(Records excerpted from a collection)
>>

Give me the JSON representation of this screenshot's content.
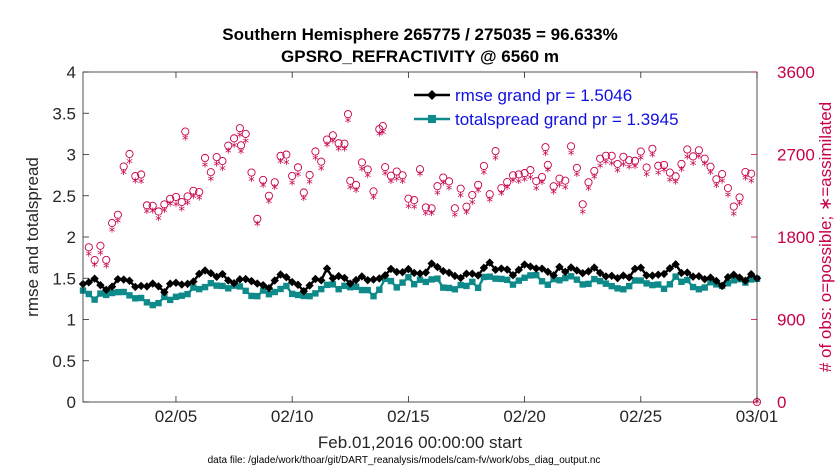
{
  "chart_data": {
    "type": "line",
    "title": "Southern Hemisphere 265775 / 275035 = 96.633%",
    "subtitle": "GPSRO_REFRACTIVITY @ 6560 m",
    "xlabel": "Feb.01,2016 00:00:00 start",
    "ylabel": "rmse and totalspread",
    "y2label": "# of obs: o=possible; ∗=assimilated",
    "footnote": "data file: /glade/work/thoar/git/DART_reanalysis/models/cam-fv/work/obs_diag_output.nc",
    "xlim": [
      1,
      30
    ],
    "ylim": [
      0,
      4
    ],
    "y2lim": [
      0,
      3600
    ],
    "x_ticks": [
      5,
      10,
      15,
      20,
      25,
      30
    ],
    "x_tick_labels": [
      "02/05",
      "02/10",
      "02/15",
      "02/20",
      "02/25",
      "03/01"
    ],
    "y_ticks": [
      0,
      0.5,
      1,
      1.5,
      2,
      2.5,
      3,
      3.5,
      4
    ],
    "y_tick_labels": [
      "0",
      "0.5",
      "1",
      "1.5",
      "2",
      "2.5",
      "3",
      "3.5",
      "4"
    ],
    "y2_ticks": [
      0,
      900,
      1800,
      2700,
      3600
    ],
    "y2_tick_labels": [
      "0",
      "900",
      "1800",
      "2700",
      "3600"
    ],
    "series": [
      {
        "name": "rmse",
        "legend": "rmse grand pr = 1.5046",
        "axis": "left",
        "color": "#000000",
        "marker": "diamond",
        "keypoints": [
          [
            1.0,
            1.41
          ],
          [
            1.5,
            1.45
          ],
          [
            2.0,
            1.4
          ],
          [
            2.5,
            1.46
          ],
          [
            3.0,
            1.43
          ],
          [
            3.5,
            1.37
          ],
          [
            4.0,
            1.4
          ],
          [
            4.5,
            1.38
          ],
          [
            5.0,
            1.42
          ],
          [
            5.5,
            1.45
          ],
          [
            6.0,
            1.52
          ],
          [
            6.5,
            1.58
          ],
          [
            7.0,
            1.55
          ],
          [
            7.5,
            1.48
          ],
          [
            8.0,
            1.45
          ],
          [
            8.5,
            1.4
          ],
          [
            9.0,
            1.42
          ],
          [
            9.5,
            1.55
          ],
          [
            10.0,
            1.42
          ],
          [
            10.5,
            1.37
          ],
          [
            11.0,
            1.45
          ],
          [
            11.5,
            1.58
          ],
          [
            12.0,
            1.5
          ],
          [
            12.5,
            1.46
          ],
          [
            13.0,
            1.5
          ],
          [
            13.5,
            1.45
          ],
          [
            14.0,
            1.58
          ],
          [
            14.5,
            1.55
          ],
          [
            15.0,
            1.62
          ],
          [
            15.5,
            1.58
          ],
          [
            16.0,
            1.65
          ],
          [
            16.5,
            1.55
          ],
          [
            17.0,
            1.5
          ],
          [
            17.5,
            1.58
          ],
          [
            18.0,
            1.55
          ],
          [
            18.5,
            1.68
          ],
          [
            19.0,
            1.62
          ],
          [
            19.5,
            1.58
          ],
          [
            20.0,
            1.7
          ],
          [
            20.5,
            1.62
          ],
          [
            21.0,
            1.55
          ],
          [
            21.5,
            1.62
          ],
          [
            22.0,
            1.6
          ],
          [
            22.5,
            1.55
          ],
          [
            23.0,
            1.6
          ],
          [
            23.5,
            1.56
          ],
          [
            24.0,
            1.52
          ],
          [
            24.5,
            1.55
          ],
          [
            25.0,
            1.58
          ],
          [
            25.5,
            1.5
          ],
          [
            26.0,
            1.55
          ],
          [
            26.5,
            1.62
          ],
          [
            27.0,
            1.58
          ],
          [
            27.5,
            1.5
          ],
          [
            28.0,
            1.52
          ],
          [
            28.5,
            1.45
          ],
          [
            29.0,
            1.55
          ],
          [
            29.5,
            1.52
          ],
          [
            30.0,
            1.53
          ]
        ],
        "noise": 0.05
      },
      {
        "name": "totalspread",
        "legend": "totalspread grand pr = 1.3945",
        "axis": "left",
        "color": "#0e8a8a",
        "marker": "square",
        "keypoints": [
          [
            1.0,
            1.32
          ],
          [
            1.5,
            1.28
          ],
          [
            2.0,
            1.3
          ],
          [
            2.5,
            1.35
          ],
          [
            3.0,
            1.3
          ],
          [
            3.5,
            1.22
          ],
          [
            4.0,
            1.2
          ],
          [
            4.5,
            1.25
          ],
          [
            5.0,
            1.3
          ],
          [
            5.5,
            1.33
          ],
          [
            6.0,
            1.4
          ],
          [
            6.5,
            1.45
          ],
          [
            7.0,
            1.42
          ],
          [
            7.5,
            1.38
          ],
          [
            8.0,
            1.35
          ],
          [
            8.5,
            1.3
          ],
          [
            9.0,
            1.32
          ],
          [
            9.5,
            1.4
          ],
          [
            10.0,
            1.33
          ],
          [
            10.5,
            1.28
          ],
          [
            11.0,
            1.36
          ],
          [
            11.5,
            1.45
          ],
          [
            12.0,
            1.4
          ],
          [
            12.5,
            1.35
          ],
          [
            13.0,
            1.38
          ],
          [
            13.5,
            1.32
          ],
          [
            14.0,
            1.45
          ],
          [
            14.5,
            1.4
          ],
          [
            15.0,
            1.48
          ],
          [
            15.5,
            1.45
          ],
          [
            16.0,
            1.52
          ],
          [
            16.5,
            1.4
          ],
          [
            17.0,
            1.38
          ],
          [
            17.5,
            1.45
          ],
          [
            18.0,
            1.42
          ],
          [
            18.5,
            1.55
          ],
          [
            19.0,
            1.5
          ],
          [
            19.5,
            1.45
          ],
          [
            20.0,
            1.55
          ],
          [
            20.5,
            1.5
          ],
          [
            21.0,
            1.45
          ],
          [
            21.5,
            1.5
          ],
          [
            22.0,
            1.48
          ],
          [
            22.5,
            1.42
          ],
          [
            23.0,
            1.45
          ],
          [
            23.5,
            1.42
          ],
          [
            24.0,
            1.4
          ],
          [
            24.5,
            1.42
          ],
          [
            25.0,
            1.45
          ],
          [
            25.5,
            1.38
          ],
          [
            26.0,
            1.4
          ],
          [
            26.5,
            1.48
          ],
          [
            27.0,
            1.45
          ],
          [
            27.5,
            1.4
          ],
          [
            28.0,
            1.42
          ],
          [
            28.5,
            1.38
          ],
          [
            29.0,
            1.45
          ],
          [
            29.5,
            1.45
          ],
          [
            30.0,
            1.47
          ]
        ],
        "noise": 0.045
      },
      {
        "name": "obs possible",
        "axis": "right",
        "color": "#c8004c",
        "marker": "circle",
        "keypoints": [
          [
            1.0,
            1900
          ],
          [
            1.5,
            1700
          ],
          [
            2.0,
            1650
          ],
          [
            2.5,
            2050
          ],
          [
            2.8,
            2650
          ],
          [
            3.3,
            2600
          ],
          [
            3.6,
            2280
          ],
          [
            4.2,
            2200
          ],
          [
            4.6,
            2250
          ],
          [
            5.0,
            2150
          ],
          [
            5.5,
            2400
          ],
          [
            6.0,
            2450
          ],
          [
            6.5,
            2650
          ],
          [
            7.0,
            2700
          ],
          [
            7.5,
            2850
          ],
          [
            8.0,
            2800
          ],
          [
            8.5,
            2150
          ],
          [
            9.0,
            2400
          ],
          [
            9.5,
            2600
          ],
          [
            10.0,
            2620
          ],
          [
            10.5,
            2300
          ],
          [
            11.0,
            2650
          ],
          [
            11.5,
            2750
          ],
          [
            12.0,
            2950
          ],
          [
            12.5,
            2450
          ],
          [
            13.0,
            2550
          ],
          [
            13.5,
            2300
          ],
          [
            13.8,
            2950
          ],
          [
            14.2,
            2500
          ],
          [
            14.5,
            2600
          ],
          [
            15.0,
            2150
          ],
          [
            15.5,
            2400
          ],
          [
            16.0,
            2100
          ],
          [
            16.5,
            2550
          ],
          [
            17.0,
            2200
          ],
          [
            17.5,
            2250
          ],
          [
            18.0,
            2500
          ],
          [
            18.5,
            2350
          ],
          [
            18.7,
            2650
          ],
          [
            19.0,
            2400
          ],
          [
            19.5,
            2350
          ],
          [
            20.0,
            2550
          ],
          [
            20.5,
            2350
          ],
          [
            21.0,
            2550
          ],
          [
            21.5,
            2450
          ],
          [
            22.0,
            2700
          ],
          [
            22.5,
            2250
          ],
          [
            23.0,
            2650
          ],
          [
            23.5,
            2700
          ],
          [
            24.0,
            2650
          ],
          [
            24.5,
            2700
          ],
          [
            25.0,
            2650
          ],
          [
            25.5,
            2600
          ],
          [
            26.0,
            2700
          ],
          [
            26.5,
            2550
          ],
          [
            27.0,
            2650
          ],
          [
            27.5,
            2600
          ],
          [
            28.0,
            2550
          ],
          [
            28.5,
            2450
          ],
          [
            29.0,
            2300
          ],
          [
            29.5,
            2400
          ],
          [
            30.0,
            2350
          ]
        ],
        "extras": [
          [
            12.4,
            3140
          ],
          [
            13.9,
            3010
          ],
          [
            7.8,
            2800
          ],
          [
            20.9,
            2780
          ],
          [
            5.4,
            2950
          ]
        ],
        "noise": 170
      },
      {
        "name": "obs assimilated",
        "axis": "right",
        "color": "#c8004c",
        "marker": "asterisk",
        "offset": -75
      }
    ]
  }
}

<<

• [Your instructions]
Select and copy each line from the data that includes the word "possible".

• [Answer to the task]
    "y2label": "# of obs: o=possible; ∗=assimilated",
        "name": "obs possible",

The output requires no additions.